> **TASK INSTRUCTIONS**
Copy every line of the data that includes the string "Average".

[start of EXCERPTED RECORDS]

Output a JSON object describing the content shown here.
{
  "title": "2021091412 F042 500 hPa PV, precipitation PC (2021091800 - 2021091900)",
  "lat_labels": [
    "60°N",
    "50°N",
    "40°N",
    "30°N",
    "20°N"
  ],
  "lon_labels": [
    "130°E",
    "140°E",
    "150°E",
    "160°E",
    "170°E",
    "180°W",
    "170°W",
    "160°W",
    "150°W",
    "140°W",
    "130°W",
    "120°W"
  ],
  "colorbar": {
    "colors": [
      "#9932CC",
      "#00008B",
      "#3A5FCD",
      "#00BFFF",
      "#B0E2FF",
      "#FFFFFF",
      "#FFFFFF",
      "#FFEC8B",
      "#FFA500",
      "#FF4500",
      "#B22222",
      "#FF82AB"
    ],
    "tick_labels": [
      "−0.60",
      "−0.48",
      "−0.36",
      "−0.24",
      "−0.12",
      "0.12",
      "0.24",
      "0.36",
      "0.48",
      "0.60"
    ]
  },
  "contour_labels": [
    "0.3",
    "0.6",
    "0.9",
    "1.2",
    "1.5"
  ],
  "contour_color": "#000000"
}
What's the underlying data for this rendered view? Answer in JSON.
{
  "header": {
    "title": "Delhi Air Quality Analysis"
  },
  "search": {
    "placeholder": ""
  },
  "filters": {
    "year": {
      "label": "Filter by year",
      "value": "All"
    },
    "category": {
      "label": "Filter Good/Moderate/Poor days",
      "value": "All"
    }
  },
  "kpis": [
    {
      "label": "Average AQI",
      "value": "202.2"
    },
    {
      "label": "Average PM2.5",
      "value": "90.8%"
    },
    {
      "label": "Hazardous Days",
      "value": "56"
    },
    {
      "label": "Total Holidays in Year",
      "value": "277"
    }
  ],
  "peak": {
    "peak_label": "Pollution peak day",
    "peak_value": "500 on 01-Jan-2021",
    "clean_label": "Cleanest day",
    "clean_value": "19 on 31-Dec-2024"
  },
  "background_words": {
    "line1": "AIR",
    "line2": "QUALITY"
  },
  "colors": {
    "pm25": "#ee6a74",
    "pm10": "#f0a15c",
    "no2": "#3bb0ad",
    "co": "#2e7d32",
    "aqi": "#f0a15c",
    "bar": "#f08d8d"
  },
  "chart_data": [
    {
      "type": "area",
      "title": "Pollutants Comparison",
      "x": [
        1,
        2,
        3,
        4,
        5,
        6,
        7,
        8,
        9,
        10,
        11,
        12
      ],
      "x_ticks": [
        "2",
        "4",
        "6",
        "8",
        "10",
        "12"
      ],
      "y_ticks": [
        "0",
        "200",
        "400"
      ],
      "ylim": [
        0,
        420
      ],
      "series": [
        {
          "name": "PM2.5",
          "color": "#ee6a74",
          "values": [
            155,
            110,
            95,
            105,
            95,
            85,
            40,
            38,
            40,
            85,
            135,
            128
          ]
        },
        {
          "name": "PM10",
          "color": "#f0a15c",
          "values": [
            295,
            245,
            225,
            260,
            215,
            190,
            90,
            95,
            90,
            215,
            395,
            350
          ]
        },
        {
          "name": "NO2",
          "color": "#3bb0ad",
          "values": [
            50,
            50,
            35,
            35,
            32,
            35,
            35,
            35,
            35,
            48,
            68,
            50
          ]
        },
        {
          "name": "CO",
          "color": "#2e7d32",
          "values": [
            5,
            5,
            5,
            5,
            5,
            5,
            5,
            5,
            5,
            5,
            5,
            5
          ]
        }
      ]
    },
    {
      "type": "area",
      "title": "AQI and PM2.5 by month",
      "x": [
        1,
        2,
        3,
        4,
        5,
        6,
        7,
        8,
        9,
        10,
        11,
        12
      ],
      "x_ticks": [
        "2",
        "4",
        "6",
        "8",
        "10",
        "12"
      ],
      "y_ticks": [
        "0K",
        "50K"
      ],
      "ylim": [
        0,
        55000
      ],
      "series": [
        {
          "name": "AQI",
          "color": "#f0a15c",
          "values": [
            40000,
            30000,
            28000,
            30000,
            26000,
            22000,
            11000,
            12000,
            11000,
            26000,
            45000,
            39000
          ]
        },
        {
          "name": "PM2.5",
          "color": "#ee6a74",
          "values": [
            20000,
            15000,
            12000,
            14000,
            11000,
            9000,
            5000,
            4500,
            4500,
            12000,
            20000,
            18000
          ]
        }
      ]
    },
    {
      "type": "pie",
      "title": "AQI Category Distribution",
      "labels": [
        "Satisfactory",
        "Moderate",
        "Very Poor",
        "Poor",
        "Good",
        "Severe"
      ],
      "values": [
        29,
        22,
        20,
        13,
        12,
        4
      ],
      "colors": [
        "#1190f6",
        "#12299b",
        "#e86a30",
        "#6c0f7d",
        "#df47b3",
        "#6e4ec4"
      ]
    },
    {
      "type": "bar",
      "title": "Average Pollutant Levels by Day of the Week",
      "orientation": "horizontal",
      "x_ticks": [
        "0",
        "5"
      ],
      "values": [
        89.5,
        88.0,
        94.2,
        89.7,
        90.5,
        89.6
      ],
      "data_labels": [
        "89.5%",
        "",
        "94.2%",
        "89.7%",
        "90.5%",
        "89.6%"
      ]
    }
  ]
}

[end of EXCERPTED RECORDS]

> **COMPLETE RESPONSE**
      "label": "Average AQI",
      "label": "Average PM2.5",
      "title": "Average Pollutant Levels by Day of the Week",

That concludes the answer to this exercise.